═══ Input data ═══
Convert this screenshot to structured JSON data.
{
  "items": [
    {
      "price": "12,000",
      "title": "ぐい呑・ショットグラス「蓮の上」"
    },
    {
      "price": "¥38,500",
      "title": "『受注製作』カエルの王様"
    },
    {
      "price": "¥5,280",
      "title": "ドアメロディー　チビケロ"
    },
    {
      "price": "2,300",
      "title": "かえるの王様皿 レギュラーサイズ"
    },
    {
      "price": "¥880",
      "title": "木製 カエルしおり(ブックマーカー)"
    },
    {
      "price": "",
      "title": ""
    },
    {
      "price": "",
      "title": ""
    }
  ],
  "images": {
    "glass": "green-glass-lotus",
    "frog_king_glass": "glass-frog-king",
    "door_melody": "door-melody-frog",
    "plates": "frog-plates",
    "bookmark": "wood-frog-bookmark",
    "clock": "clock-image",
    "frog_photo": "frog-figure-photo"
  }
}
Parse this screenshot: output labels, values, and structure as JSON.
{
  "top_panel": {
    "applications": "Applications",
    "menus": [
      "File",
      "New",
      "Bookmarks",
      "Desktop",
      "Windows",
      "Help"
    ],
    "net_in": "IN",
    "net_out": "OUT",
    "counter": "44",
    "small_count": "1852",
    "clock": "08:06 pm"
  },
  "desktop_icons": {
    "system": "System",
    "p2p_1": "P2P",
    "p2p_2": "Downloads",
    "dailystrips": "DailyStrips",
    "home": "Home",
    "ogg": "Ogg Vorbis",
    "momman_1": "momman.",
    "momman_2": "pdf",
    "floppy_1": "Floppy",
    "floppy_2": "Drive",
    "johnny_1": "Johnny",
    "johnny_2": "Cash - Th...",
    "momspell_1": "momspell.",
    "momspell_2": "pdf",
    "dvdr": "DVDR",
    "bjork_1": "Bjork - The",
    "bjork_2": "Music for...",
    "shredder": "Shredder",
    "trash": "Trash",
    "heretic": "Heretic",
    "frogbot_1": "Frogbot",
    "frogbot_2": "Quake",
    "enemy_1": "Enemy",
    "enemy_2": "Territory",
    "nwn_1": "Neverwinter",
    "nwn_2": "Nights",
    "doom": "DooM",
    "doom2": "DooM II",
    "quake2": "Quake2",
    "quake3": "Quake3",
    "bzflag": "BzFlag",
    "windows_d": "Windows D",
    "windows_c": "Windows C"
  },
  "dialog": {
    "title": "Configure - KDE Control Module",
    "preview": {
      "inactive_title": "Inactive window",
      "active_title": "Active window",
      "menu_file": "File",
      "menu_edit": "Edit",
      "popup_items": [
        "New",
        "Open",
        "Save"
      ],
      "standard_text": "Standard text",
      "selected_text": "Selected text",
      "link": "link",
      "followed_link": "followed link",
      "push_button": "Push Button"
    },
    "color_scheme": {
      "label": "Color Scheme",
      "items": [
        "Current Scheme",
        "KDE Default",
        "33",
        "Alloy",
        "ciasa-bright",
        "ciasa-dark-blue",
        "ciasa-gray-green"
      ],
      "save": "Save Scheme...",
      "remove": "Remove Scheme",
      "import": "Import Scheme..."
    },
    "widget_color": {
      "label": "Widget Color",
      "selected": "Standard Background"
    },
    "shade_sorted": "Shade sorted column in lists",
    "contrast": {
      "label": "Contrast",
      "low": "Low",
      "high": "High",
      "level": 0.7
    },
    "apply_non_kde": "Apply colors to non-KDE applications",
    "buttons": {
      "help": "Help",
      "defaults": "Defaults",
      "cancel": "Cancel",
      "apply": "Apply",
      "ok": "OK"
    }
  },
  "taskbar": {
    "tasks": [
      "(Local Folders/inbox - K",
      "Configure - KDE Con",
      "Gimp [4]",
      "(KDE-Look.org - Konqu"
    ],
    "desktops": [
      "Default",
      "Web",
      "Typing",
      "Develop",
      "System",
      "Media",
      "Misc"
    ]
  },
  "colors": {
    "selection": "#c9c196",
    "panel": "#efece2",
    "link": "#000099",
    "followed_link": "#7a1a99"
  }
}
═══
→ Objective
Reproduce each line verbatim.

→ Result for this task
Convert this screenshot to structured JSON data.
{
  "items": [
    {
      "price": "12,000",
      "title": "ぐい呑・ショットグラス「蓮の上」"
    },
    {
      "price": "¥38,500",
      "title": "『受注製作』カエルの王様"
    },
    {
      "price": "¥5,280",
      "title": "ドアメロディー　チビケロ"
    },
    {
      "price": "2,300",
      "title": "かえるの王様皿 レギュラーサイズ"
    },
    {
      "price": "¥880",
      "title": "木製 カエルしおり(ブックマーカー)"
    },
    {
      "price": "",
      "title": ""
    },
    {
      "price": "",
      "title": ""
    }
  ],
  "images": {
    "glass": "green-glass-lotus",
    "frog_king_glass": "glass-frog-king",
    "door_melody": "door-melody-frog",
    "plates": "frog-plates",
    "bookmark": "wood-frog-bookmark",
    "clock": "clock-image",
    "frog_photo": "frog-figure-photo"
  }
}
Parse this screenshot: output labels, values, and structure as JSON.
{
  "top_panel": {
    "applications": "Applications",
    "menus": [
      "File",
      "New",
      "Bookmarks",
      "Desktop",
      "Windows",
      "Help"
    ],
    "net_in": "IN",
    "net_out": "OUT",
    "counter": "44",
    "small_count": "1852",
    "clock": "08:06 pm"
  },
  "desktop_icons": {
    "system": "System",
    "p2p_1": "P2P",
    "p2p_2": "Downloads",
    "dailystrips": "DailyStrips",
    "home": "Home",
    "ogg": "Ogg Vorbis",
    "momman_1": "momman.",
    "momman_2": "pdf",
    "floppy_1": "Floppy",
    "floppy_2": "Drive",
    "johnny_1": "Johnny",
    "johnny_2": "Cash - Th...",
    "momspell_1": "momspell.",
    "momspell_2": "pdf",
    "dvdr": "DVDR",
    "bjork_1": "Bjork - The",
    "bjork_2": "Music for...",
    "shredder": "Shredder",
    "trash": "Trash",
    "heretic": "Heretic",
    "frogbot_1": "Frogbot",
    "frogbot_2": "Quake",
    "enemy_1": "Enemy",
    "enemy_2": "Territory",
    "nwn_1": "Neverwinter",
    "nwn_2": "Nights",
    "doom": "DooM",
    "doom2": "DooM II",
    "quake2": "Quake2",
    "quake3": "Quake3",
    "bzflag": "BzFlag",
    "windows_d": "Windows D",
    "windows_c": "Windows C"
  },
  "dialog": {
    "title": "Configure - KDE Control Module",
    "preview": {
      "inactive_title": "Inactive window",
      "active_title": "Active window",
      "menu_file": "File",
      "menu_edit": "Edit",
      "popup_items": [
        "New",
        "Open",
        "Save"
      ],
      "standard_text": "Standard text",
      "selected_text": "Selected text",
      "link": "link",
      "followed_link": "followed link",
      "push_button": "Push Button"
    },
    "color_scheme": {
      "label": "Color Scheme",
      "items": [
        "Current Scheme",
        "KDE Default",
        "33",
        "Alloy",
        "ciasa-bright",
        "ciasa-dark-blue",
        "ciasa-gray-green"
      ],
      "save": "Save Scheme...",
      "remove": "Remove Scheme",
      "import": "Import Scheme..."
    },
    "widget_color": {
      "label": "Widget Color",
      "selected": "Standard Background"
    },
    "shade_sorted": "Shade sorted column in lists",
    "contrast": {
      "label": "Contrast",
      "low": "Low",
      "high": "High",
      "level": 0.7
    },
    "apply_non_kde": "Apply colors to non-KDE applications",
    "buttons": {
      "help": "Help",
      "defaults": "Defaults",
      "cancel": "Cancel",
      "apply": "Apply",
      "ok": "OK"
    }
  },
  "taskbar": {
    "tasks": [
      "(Local Folders/inbox - K",
      "Configure - KDE Con",
      "Gimp [4]",
      "(KDE-Look.org - Konqu"
    ],
    "desktops": [
      "Default",
      "Web",
      "Typing",
      "Develop",
      "System",
      "Media",
      "Misc"
    ]
  },
  "colors": {
    "selection": "#c9c196",
    "panel": "#efece2",
    "link": "#000099",
    "followed_link": "#7a1a99"
  }
}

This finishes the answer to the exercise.